• [Set exercise] Write out the full set of records exactly. Any pictures in them do not belong in the copy.

• [Entries provided]
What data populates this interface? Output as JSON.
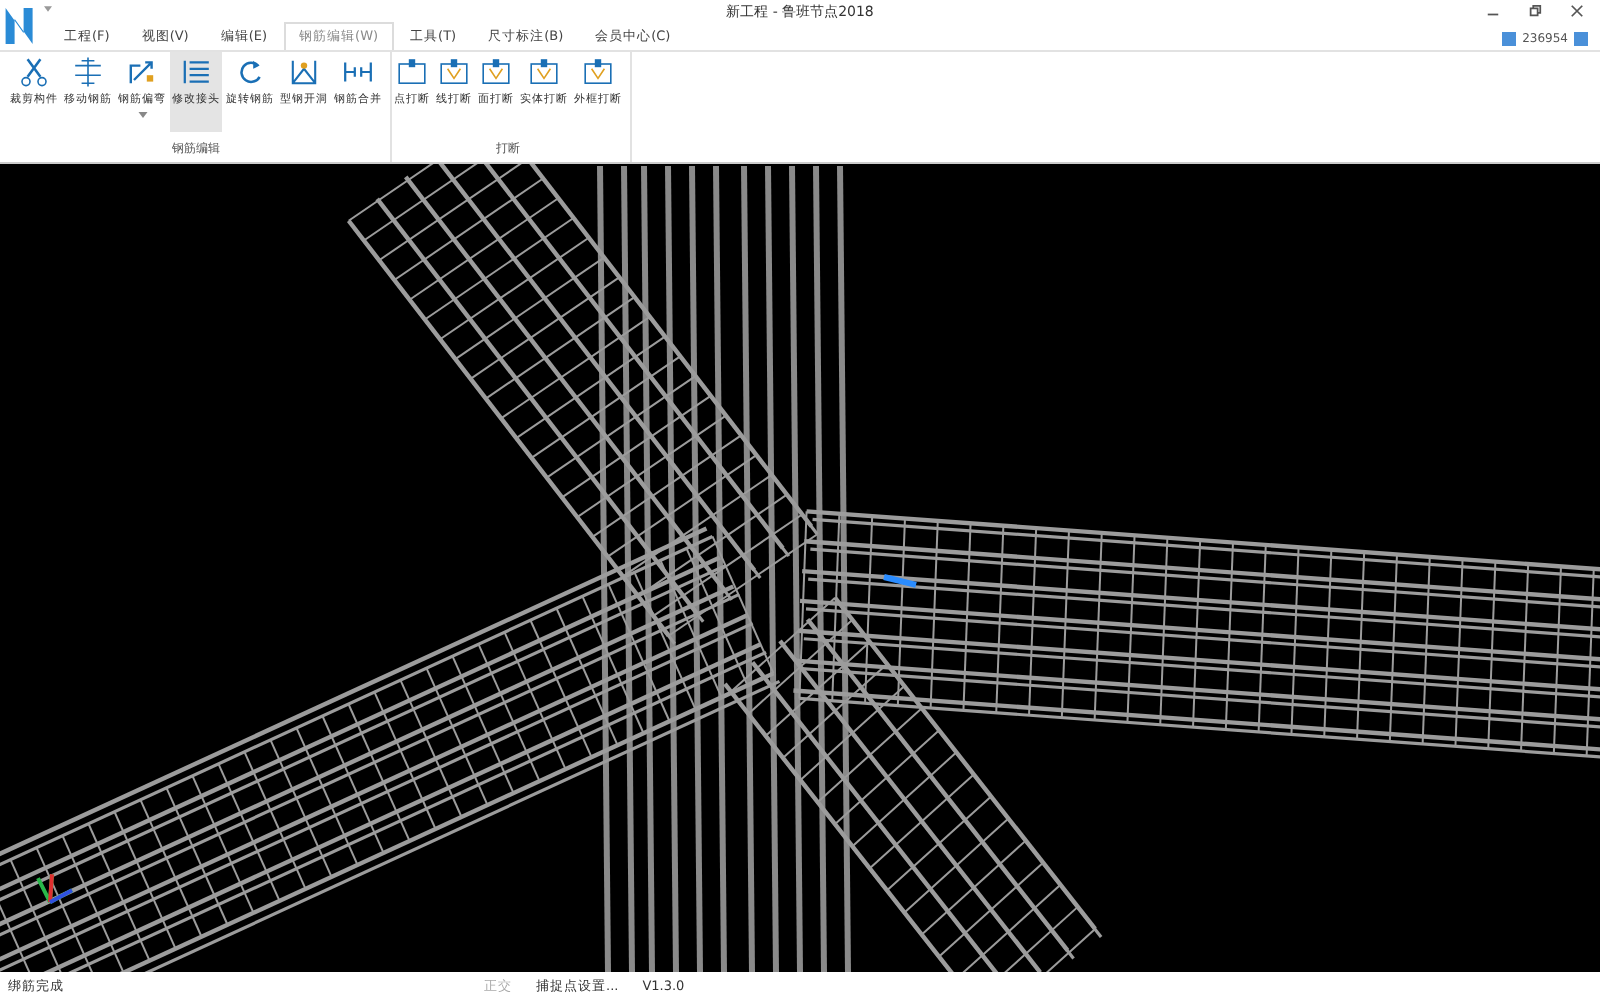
{
  "window": {
    "title": "新工程 - 鲁班节点2018",
    "user_id": "236954"
  },
  "tabs": [
    {
      "label": "工程(F)",
      "selected": false
    },
    {
      "label": "视图(V)",
      "selected": false
    },
    {
      "label": "编辑(E)",
      "selected": false
    },
    {
      "label": "钢筋编辑(W)",
      "selected": true
    },
    {
      "label": "工具(T)",
      "selected": false
    },
    {
      "label": "尺寸标注(B)",
      "selected": false
    },
    {
      "label": "会员中心(C)",
      "selected": false
    }
  ],
  "ribbon_groups": [
    {
      "label": "钢筋编辑",
      "buttons": [
        {
          "label": "裁剪构件",
          "kind": "scissors",
          "selected": false,
          "dropdown": false
        },
        {
          "label": "移动钢筋",
          "kind": "move",
          "selected": false,
          "dropdown": false
        },
        {
          "label": "钢筋偏弯",
          "kind": "bend",
          "selected": false,
          "dropdown": true
        },
        {
          "label": "修改接头",
          "kind": "list",
          "selected": true,
          "dropdown": false
        },
        {
          "label": "旋转钢筋",
          "kind": "rotate",
          "selected": false,
          "dropdown": false
        },
        {
          "label": "型钢开洞",
          "kind": "hole",
          "selected": false,
          "dropdown": false
        },
        {
          "label": "钢筋合并",
          "kind": "merge",
          "selected": false,
          "dropdown": false
        }
      ]
    },
    {
      "label": "打断",
      "buttons": [
        {
          "label": "点打断",
          "kind": "point",
          "selected": false,
          "dropdown": false
        },
        {
          "label": "线打断",
          "kind": "line",
          "selected": false,
          "dropdown": false
        },
        {
          "label": "面打断",
          "kind": "face",
          "selected": false,
          "dropdown": false
        },
        {
          "label": "实体打断",
          "kind": "solid",
          "selected": false,
          "dropdown": false
        },
        {
          "label": "外框打断",
          "kind": "frame",
          "selected": false,
          "dropdown": false
        }
      ]
    }
  ],
  "status_bar": {
    "message": "绑筋完成",
    "ortho": {
      "label": "正交",
      "on": false
    },
    "snap": "捕捉点设置...",
    "version": "V1.3.0"
  }
}
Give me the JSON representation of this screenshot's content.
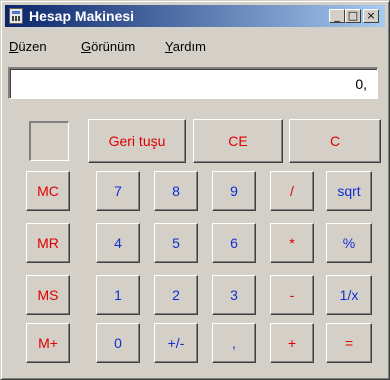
{
  "window": {
    "title": "Hesap Makinesi"
  },
  "title_buttons": {
    "minimize": "_",
    "maximize": "□",
    "close": "×"
  },
  "menu": {
    "edit": {
      "underline": "D",
      "rest": "üzen"
    },
    "view": {
      "underline": "G",
      "rest": "örünüm"
    },
    "help": {
      "underline": "Y",
      "rest": "ardım"
    }
  },
  "display": {
    "value": "0,"
  },
  "buttons": {
    "backspace": "Geri tuşu",
    "ce": "CE",
    "c": "C",
    "mc": "MC",
    "mr": "MR",
    "ms": "MS",
    "mplus": "M+",
    "d7": "7",
    "d8": "8",
    "d9": "9",
    "d4": "4",
    "d5": "5",
    "d6": "6",
    "d1": "1",
    "d2": "2",
    "d3": "3",
    "d0": "0",
    "sign": "+/-",
    "decimal": ",",
    "divide": "/",
    "multiply": "*",
    "subtract": "-",
    "add": "+",
    "sqrt": "sqrt",
    "percent": "%",
    "reciprocal": "1/x",
    "equals": "="
  },
  "colors": {
    "red": "#e00000",
    "blue": "#1030d0",
    "face": "#d4d0c8",
    "title_start": "#0a246a",
    "title_end": "#a6caf0"
  }
}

• [Task solution]
What data populates this interface? Output as JSON.
{
  "window": {
    "title": "新工程 - 鲁班节点2018",
    "user_id": "236954"
  },
  "tabs": [
    {
      "label": "工程(F)",
      "selected": false
    },
    {
      "label": "视图(V)",
      "selected": false
    },
    {
      "label": "编辑(E)",
      "selected": false
    },
    {
      "label": "钢筋编辑(W)",
      "selected": true
    },
    {
      "label": "工具(T)",
      "selected": false
    },
    {
      "label": "尺寸标注(B)",
      "selected": false
    },
    {
      "label": "会员中心(C)",
      "selected": false
    }
  ],
  "ribbon_groups": [
    {
      "label": "钢筋编辑",
      "buttons": [
        {
          "label": "裁剪构件",
          "kind": "scissors",
          "selected": false,
          "dropdown": false
        },
        {
          "label": "移动钢筋",
          "kind": "move",
          "selected": false,
          "dropdown": false
        },
        {
          "label": "钢筋偏弯",
          "kind": "bend",
          "selected": false,
          "dropdown": true
        },
        {
          "label": "修改接头",
          "kind": "list",
          "selected": true,
          "dropdown": false
        },
        {
          "label": "旋转钢筋",
          "kind": "rotate",
          "selected": false,
          "dropdown": false
        },
        {
          "label": "型钢开洞",
          "kind": "hole",
          "selected": false,
          "dropdown": false
        },
        {
          "label": "钢筋合并",
          "kind": "merge",
          "selected": false,
          "dropdown": false
        }
      ]
    },
    {
      "label": "打断",
      "buttons": [
        {
          "label": "点打断",
          "kind": "point",
          "selected": false,
          "dropdown": false
        },
        {
          "label": "线打断",
          "kind": "line",
          "selected": false,
          "dropdown": false
        },
        {
          "label": "面打断",
          "kind": "face",
          "selected": false,
          "dropdown": false
        },
        {
          "label": "实体打断",
          "kind": "solid",
          "selected": false,
          "dropdown": false
        },
        {
          "label": "外框打断",
          "kind": "frame",
          "selected": false,
          "dropdown": false
        }
      ]
    }
  ],
  "status_bar": {
    "message": "绑筋完成",
    "ortho": {
      "label": "正交",
      "on": false
    },
    "snap": "捕捉点设置...",
    "version": "V1.3.0"
  }
}
Give me the JSON representation of this screenshot's content.
{
  "window": {
    "title": "Hesap Makinesi"
  },
  "title_buttons": {
    "minimize": "_",
    "maximize": "□",
    "close": "×"
  },
  "menu": {
    "edit": {
      "underline": "D",
      "rest": "üzen"
    },
    "view": {
      "underline": "G",
      "rest": "örünüm"
    },
    "help": {
      "underline": "Y",
      "rest": "ardım"
    }
  },
  "display": {
    "value": "0,"
  },
  "buttons": {
    "backspace": "Geri tuşu",
    "ce": "CE",
    "c": "C",
    "mc": "MC",
    "mr": "MR",
    "ms": "MS",
    "mplus": "M+",
    "d7": "7",
    "d8": "8",
    "d9": "9",
    "d4": "4",
    "d5": "5",
    "d6": "6",
    "d1": "1",
    "d2": "2",
    "d3": "3",
    "d0": "0",
    "sign": "+/-",
    "decimal": ",",
    "divide": "/",
    "multiply": "*",
    "subtract": "-",
    "add": "+",
    "sqrt": "sqrt",
    "percent": "%",
    "reciprocal": "1/x",
    "equals": "="
  },
  "colors": {
    "red": "#e00000",
    "blue": "#1030d0",
    "face": "#d4d0c8",
    "title_start": "#0a246a",
    "title_end": "#a6caf0"
  }
}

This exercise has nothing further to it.